◆ **Exercise directions**:
Copy out all of the material exactly.

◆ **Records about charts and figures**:
────────
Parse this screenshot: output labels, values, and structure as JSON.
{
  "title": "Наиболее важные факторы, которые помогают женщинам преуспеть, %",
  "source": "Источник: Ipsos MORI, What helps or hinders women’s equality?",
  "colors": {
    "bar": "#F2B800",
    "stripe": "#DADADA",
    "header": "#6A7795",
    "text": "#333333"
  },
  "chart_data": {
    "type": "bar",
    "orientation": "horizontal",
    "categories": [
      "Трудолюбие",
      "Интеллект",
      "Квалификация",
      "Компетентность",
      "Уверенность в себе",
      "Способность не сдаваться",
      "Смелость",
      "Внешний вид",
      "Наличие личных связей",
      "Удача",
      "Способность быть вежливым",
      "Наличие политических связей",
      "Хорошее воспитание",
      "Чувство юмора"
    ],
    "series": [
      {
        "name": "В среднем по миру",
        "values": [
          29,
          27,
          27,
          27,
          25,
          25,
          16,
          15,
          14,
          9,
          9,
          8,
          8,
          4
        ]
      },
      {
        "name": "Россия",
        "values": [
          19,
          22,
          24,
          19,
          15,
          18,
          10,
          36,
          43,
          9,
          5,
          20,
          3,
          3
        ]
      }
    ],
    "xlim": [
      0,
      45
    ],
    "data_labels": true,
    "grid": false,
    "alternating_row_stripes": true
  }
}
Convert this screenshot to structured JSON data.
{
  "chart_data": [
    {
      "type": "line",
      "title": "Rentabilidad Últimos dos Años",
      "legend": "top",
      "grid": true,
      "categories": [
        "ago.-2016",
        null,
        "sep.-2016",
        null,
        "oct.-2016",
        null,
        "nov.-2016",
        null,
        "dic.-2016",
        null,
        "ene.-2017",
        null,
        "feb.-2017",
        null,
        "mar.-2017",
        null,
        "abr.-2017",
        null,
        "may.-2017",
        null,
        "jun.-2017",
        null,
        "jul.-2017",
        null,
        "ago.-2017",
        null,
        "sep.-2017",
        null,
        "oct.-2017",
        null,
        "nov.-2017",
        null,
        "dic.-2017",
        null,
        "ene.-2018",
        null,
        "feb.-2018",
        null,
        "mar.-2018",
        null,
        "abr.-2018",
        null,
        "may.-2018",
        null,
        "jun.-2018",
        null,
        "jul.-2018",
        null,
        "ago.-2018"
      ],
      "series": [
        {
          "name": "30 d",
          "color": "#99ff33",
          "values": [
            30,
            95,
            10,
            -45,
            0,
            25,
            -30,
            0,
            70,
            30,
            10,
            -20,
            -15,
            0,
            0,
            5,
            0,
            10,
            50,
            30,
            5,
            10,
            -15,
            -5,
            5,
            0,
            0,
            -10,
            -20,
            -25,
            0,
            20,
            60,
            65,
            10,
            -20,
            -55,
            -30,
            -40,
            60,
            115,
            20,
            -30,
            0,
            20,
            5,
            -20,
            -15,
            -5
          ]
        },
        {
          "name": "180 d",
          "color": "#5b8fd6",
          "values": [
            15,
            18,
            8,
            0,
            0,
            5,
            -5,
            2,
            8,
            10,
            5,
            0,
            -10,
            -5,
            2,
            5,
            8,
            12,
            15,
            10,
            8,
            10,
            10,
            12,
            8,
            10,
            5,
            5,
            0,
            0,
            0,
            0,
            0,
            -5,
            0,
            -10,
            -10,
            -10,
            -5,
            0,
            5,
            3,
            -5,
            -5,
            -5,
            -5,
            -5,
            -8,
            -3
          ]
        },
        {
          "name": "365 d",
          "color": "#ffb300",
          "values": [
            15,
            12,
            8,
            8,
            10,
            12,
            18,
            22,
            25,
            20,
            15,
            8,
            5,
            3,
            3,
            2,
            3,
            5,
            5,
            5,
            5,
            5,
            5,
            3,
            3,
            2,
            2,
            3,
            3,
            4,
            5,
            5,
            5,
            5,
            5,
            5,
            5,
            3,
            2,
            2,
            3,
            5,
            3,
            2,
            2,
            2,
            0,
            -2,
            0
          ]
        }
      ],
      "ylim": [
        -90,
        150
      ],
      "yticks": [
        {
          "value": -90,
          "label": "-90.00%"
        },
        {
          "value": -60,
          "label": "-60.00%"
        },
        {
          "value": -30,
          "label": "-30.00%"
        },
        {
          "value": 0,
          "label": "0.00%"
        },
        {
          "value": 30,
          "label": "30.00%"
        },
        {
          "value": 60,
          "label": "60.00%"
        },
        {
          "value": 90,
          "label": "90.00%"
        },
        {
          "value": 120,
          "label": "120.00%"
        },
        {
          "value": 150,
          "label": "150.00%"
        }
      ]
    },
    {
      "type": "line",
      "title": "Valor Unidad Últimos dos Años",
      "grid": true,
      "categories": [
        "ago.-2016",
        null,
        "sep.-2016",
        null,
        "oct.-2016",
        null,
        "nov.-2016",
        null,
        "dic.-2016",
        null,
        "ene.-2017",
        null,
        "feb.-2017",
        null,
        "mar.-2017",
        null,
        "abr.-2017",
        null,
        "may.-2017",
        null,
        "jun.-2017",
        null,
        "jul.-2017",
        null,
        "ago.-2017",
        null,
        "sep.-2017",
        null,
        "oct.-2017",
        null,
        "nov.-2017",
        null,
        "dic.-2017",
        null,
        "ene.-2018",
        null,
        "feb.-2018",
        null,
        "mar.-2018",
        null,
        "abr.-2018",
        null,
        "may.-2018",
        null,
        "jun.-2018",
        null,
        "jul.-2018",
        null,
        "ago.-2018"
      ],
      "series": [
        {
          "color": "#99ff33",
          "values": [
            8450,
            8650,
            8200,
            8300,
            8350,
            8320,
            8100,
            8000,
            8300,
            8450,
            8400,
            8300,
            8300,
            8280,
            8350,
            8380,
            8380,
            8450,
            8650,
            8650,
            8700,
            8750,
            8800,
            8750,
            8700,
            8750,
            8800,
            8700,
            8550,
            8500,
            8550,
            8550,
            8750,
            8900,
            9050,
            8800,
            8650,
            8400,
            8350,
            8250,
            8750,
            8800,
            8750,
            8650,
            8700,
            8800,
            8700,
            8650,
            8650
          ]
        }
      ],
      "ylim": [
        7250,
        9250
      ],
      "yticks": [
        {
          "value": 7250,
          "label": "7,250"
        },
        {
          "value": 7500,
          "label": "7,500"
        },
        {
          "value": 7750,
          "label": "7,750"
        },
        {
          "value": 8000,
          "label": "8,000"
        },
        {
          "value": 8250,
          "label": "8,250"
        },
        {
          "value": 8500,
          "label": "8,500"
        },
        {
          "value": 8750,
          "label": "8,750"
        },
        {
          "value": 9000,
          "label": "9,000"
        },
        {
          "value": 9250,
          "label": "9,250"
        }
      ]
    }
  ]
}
────────
◆ **Solution for this problem**:
Parse this screenshot: output labels, values, and structure as JSON.
{
  "title": "Наиболее важные факторы, которые помогают женщинам преуспеть, %",
  "source": "Источник: Ipsos MORI, What helps or hinders women’s equality?",
  "colors": {
    "bar": "#F2B800",
    "stripe": "#DADADA",
    "header": "#6A7795",
    "text": "#333333"
  },
  "chart_data": {
    "type": "bar",
    "orientation": "horizontal",
    "categories": [
      "Трудолюбие",
      "Интеллект",
      "Квалификация",
      "Компетентность",
      "Уверенность в себе",
      "Способность не сдаваться",
      "Смелость",
      "Внешний вид",
      "Наличие личных связей",
      "Удача",
      "Способность быть вежливым",
      "Наличие политических связей",
      "Хорошее воспитание",
      "Чувство юмора"
    ],
    "series": [
      {
        "name": "В среднем по миру",
        "values": [
          29,
          27,
          27,
          27,
          25,
          25,
          16,
          15,
          14,
          9,
          9,
          8,
          8,
          4
        ]
      },
      {
        "name": "Россия",
        "values": [
          19,
          22,
          24,
          19,
          15,
          18,
          10,
          36,
          43,
          9,
          5,
          20,
          3,
          3
        ]
      }
    ],
    "xlim": [
      0,
      45
    ],
    "data_labels": true,
    "grid": false,
    "alternating_row_stripes": true
  }
}
Convert this screenshot to structured JSON data.
{
  "chart_data": [
    {
      "type": "line",
      "title": "Rentabilidad Últimos dos Años",
      "legend": "top",
      "grid": true,
      "categories": [
        "ago.-2016",
        null,
        "sep.-2016",
        null,
        "oct.-2016",
        null,
        "nov.-2016",
        null,
        "dic.-2016",
        null,
        "ene.-2017",
        null,
        "feb.-2017",
        null,
        "mar.-2017",
        null,
        "abr.-2017",
        null,
        "may.-2017",
        null,
        "jun.-2017",
        null,
        "jul.-2017",
        null,
        "ago.-2017",
        null,
        "sep.-2017",
        null,
        "oct.-2017",
        null,
        "nov.-2017",
        null,
        "dic.-2017",
        null,
        "ene.-2018",
        null,
        "feb.-2018",
        null,
        "mar.-2018",
        null,
        "abr.-2018",
        null,
        "may.-2018",
        null,
        "jun.-2018",
        null,
        "jul.-2018",
        null,
        "ago.-2018"
      ],
      "series": [
        {
          "name": "30 d",
          "color": "#99ff33",
          "values": [
            30,
            95,
            10,
            -45,
            0,
            25,
            -30,
            0,
            70,
            30,
            10,
            -20,
            -15,
            0,
            0,
            5,
            0,
            10,
            50,
            30,
            5,
            10,
            -15,
            -5,
            5,
            0,
            0,
            -10,
            -20,
            -25,
            0,
            20,
            60,
            65,
            10,
            -20,
            -55,
            -30,
            -40,
            60,
            115,
            20,
            -30,
            0,
            20,
            5,
            -20,
            -15,
            -5
          ]
        },
        {
          "name": "180 d",
          "color": "#5b8fd6",
          "values": [
            15,
            18,
            8,
            0,
            0,
            5,
            -5,
            2,
            8,
            10,
            5,
            0,
            -10,
            -5,
            2,
            5,
            8,
            12,
            15,
            10,
            8,
            10,
            10,
            12,
            8,
            10,
            5,
            5,
            0,
            0,
            0,
            0,
            0,
            -5,
            0,
            -10,
            -10,
            -10,
            -5,
            0,
            5,
            3,
            -5,
            -5,
            -5,
            -5,
            -5,
            -8,
            -3
          ]
        },
        {
          "name": "365 d",
          "color": "#ffb300",
          "values": [
            15,
            12,
            8,
            8,
            10,
            12,
            18,
            22,
            25,
            20,
            15,
            8,
            5,
            3,
            3,
            2,
            3,
            5,
            5,
            5,
            5,
            5,
            5,
            3,
            3,
            2,
            2,
            3,
            3,
            4,
            5,
            5,
            5,
            5,
            5,
            5,
            5,
            3,
            2,
            2,
            3,
            5,
            3,
            2,
            2,
            2,
            0,
            -2,
            0
          ]
        }
      ],
      "ylim": [
        -90,
        150
      ],
      "yticks": [
        {
          "value": -90,
          "label": "-90.00%"
        },
        {
          "value": -60,
          "label": "-60.00%"
        },
        {
          "value": -30,
          "label": "-30.00%"
        },
        {
          "value": 0,
          "label": "0.00%"
        },
        {
          "value": 30,
          "label": "30.00%"
        },
        {
          "value": 60,
          "label": "60.00%"
        },
        {
          "value": 90,
          "label": "90.00%"
        },
        {
          "value": 120,
          "label": "120.00%"
        },
        {
          "value": 150,
          "label": "150.00%"
        }
      ]
    },
    {
      "type": "line",
      "title": "Valor Unidad Últimos dos Años",
      "grid": true,
      "categories": [
        "ago.-2016",
        null,
        "sep.-2016",
        null,
        "oct.-2016",
        null,
        "nov.-2016",
        null,
        "dic.-2016",
        null,
        "ene.-2017",
        null,
        "feb.-2017",
        null,
        "mar.-2017",
        null,
        "abr.-2017",
        null,
        "may.-2017",
        null,
        "jun.-2017",
        null,
        "jul.-2017",
        null,
        "ago.-2017",
        null,
        "sep.-2017",
        null,
        "oct.-2017",
        null,
        "nov.-2017",
        null,
        "dic.-2017",
        null,
        "ene.-2018",
        null,
        "feb.-2018",
        null,
        "mar.-2018",
        null,
        "abr.-2018",
        null,
        "may.-2018",
        null,
        "jun.-2018",
        null,
        "jul.-2018",
        null,
        "ago.-2018"
      ],
      "series": [
        {
          "color": "#99ff33",
          "values": [
            8450,
            8650,
            8200,
            8300,
            8350,
            8320,
            8100,
            8000,
            8300,
            8450,
            8400,
            8300,
            8300,
            8280,
            8350,
            8380,
            8380,
            8450,
            8650,
            8650,
            8700,
            8750,
            8800,
            8750,
            8700,
            8750,
            8800,
            8700,
            8550,
            8500,
            8550,
            8550,
            8750,
            8900,
            9050,
            8800,
            8650,
            8400,
            8350,
            8250,
            8750,
            8800,
            8750,
            8650,
            8700,
            8800,
            8700,
            8650,
            8650
          ]
        }
      ],
      "ylim": [
        7250,
        9250
      ],
      "yticks": [
        {
          "value": 7250,
          "label": "7,250"
        },
        {
          "value": 7500,
          "label": "7,500"
        },
        {
          "value": 7750,
          "label": "7,750"
        },
        {
          "value": 8000,
          "label": "8,000"
        },
        {
          "value": 8250,
          "label": "8,250"
        },
        {
          "value": 8500,
          "label": "8,500"
        },
        {
          "value": 8750,
          "label": "8,750"
        },
        {
          "value": 9000,
          "label": "9,000"
        },
        {
          "value": 9250,
          "label": "9,250"
        }
      ]
    }
  ]
}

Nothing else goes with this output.